** EXERCISE AIM **
Show every line containing "data" by copying it.

————

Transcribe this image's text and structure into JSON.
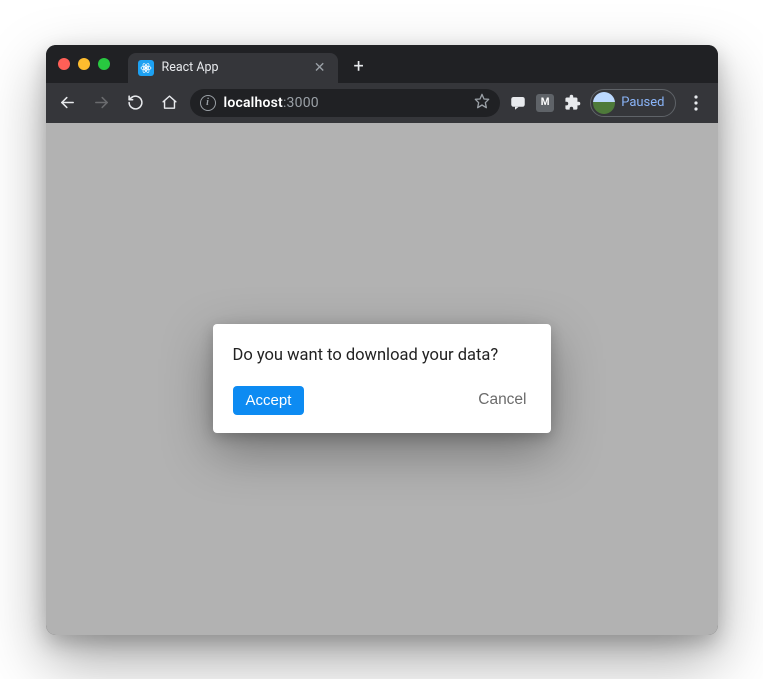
{
  "browser": {
    "tab": {
      "title": "React App"
    },
    "url": {
      "host": "localhost",
      "port": ":3000"
    },
    "profile": {
      "status": "Paused"
    },
    "extensions": {
      "gmail_label": "M"
    }
  },
  "dialog": {
    "message": "Do you want to download your data?",
    "accept_label": "Accept",
    "cancel_label": "Cancel"
  }
}
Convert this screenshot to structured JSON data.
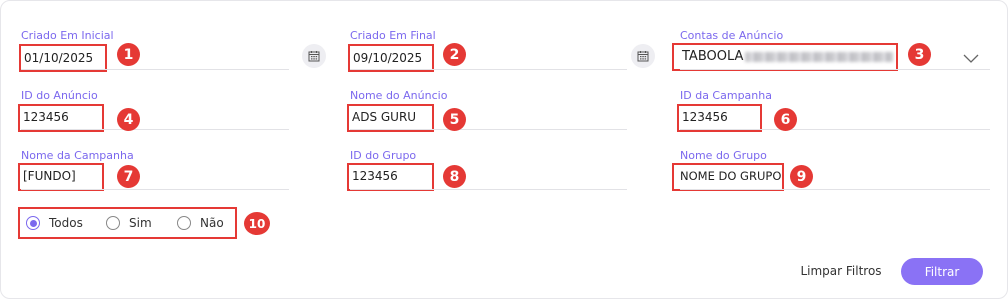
{
  "filters": {
    "created_start": {
      "label": "Criado Em Inicial",
      "value": "01/10/2025",
      "badge": "1"
    },
    "created_end": {
      "label": "Criado Em Final",
      "value": "09/10/2025",
      "badge": "2"
    },
    "ad_accounts": {
      "label": "Contas de Anúncio",
      "value": "TABOOLA",
      "badge": "3"
    },
    "ad_id": {
      "label": "ID do Anúncio",
      "value": "123456",
      "badge": "4"
    },
    "ad_name": {
      "label": "Nome do Anúncio",
      "value": "ADS GURU",
      "badge": "5"
    },
    "campaign_id": {
      "label": "ID da Campanha",
      "value": "123456",
      "badge": "6"
    },
    "campaign_name": {
      "label": "Nome da Campanha",
      "value": "[FUNDO]",
      "badge": "7"
    },
    "group_id": {
      "label": "ID do Grupo",
      "value": "123456",
      "badge": "8"
    },
    "group_name": {
      "label": "Nome do Grupo",
      "value": "NOME DO GRUPO",
      "badge": "9"
    }
  },
  "radio": {
    "badge": "10",
    "options": [
      {
        "label": "Todos",
        "selected": true
      },
      {
        "label": "Sim",
        "selected": false
      },
      {
        "label": "Não",
        "selected": false
      }
    ]
  },
  "actions": {
    "clear_label": "Limpar Filtros",
    "filter_label": "Filtrar"
  },
  "colors": {
    "accent": "#7b68ee",
    "annotation": "#e53935",
    "button": "#8a72f5"
  }
}
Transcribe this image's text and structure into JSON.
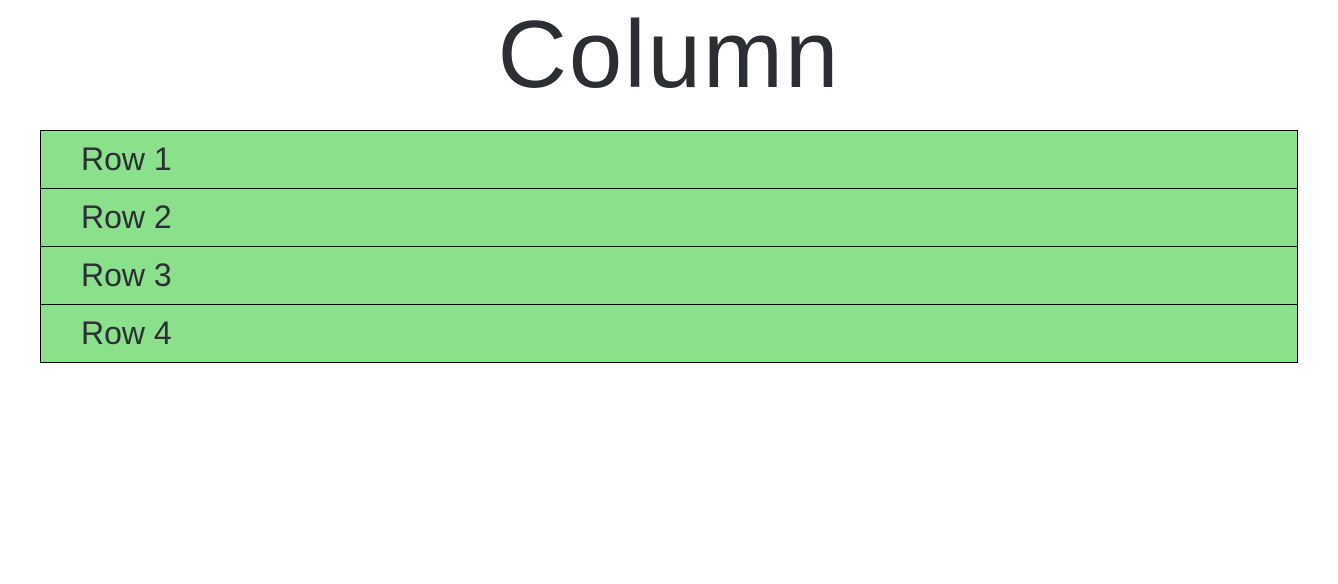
{
  "title": "Column",
  "rows": [
    "Row 1",
    "Row 2",
    "Row 3",
    "Row 4"
  ]
}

————

** SOLUTION FOR THIS EXERCISE **
    "message": "Do you want to download your data?",
Convert this screenshot to structured JSON data.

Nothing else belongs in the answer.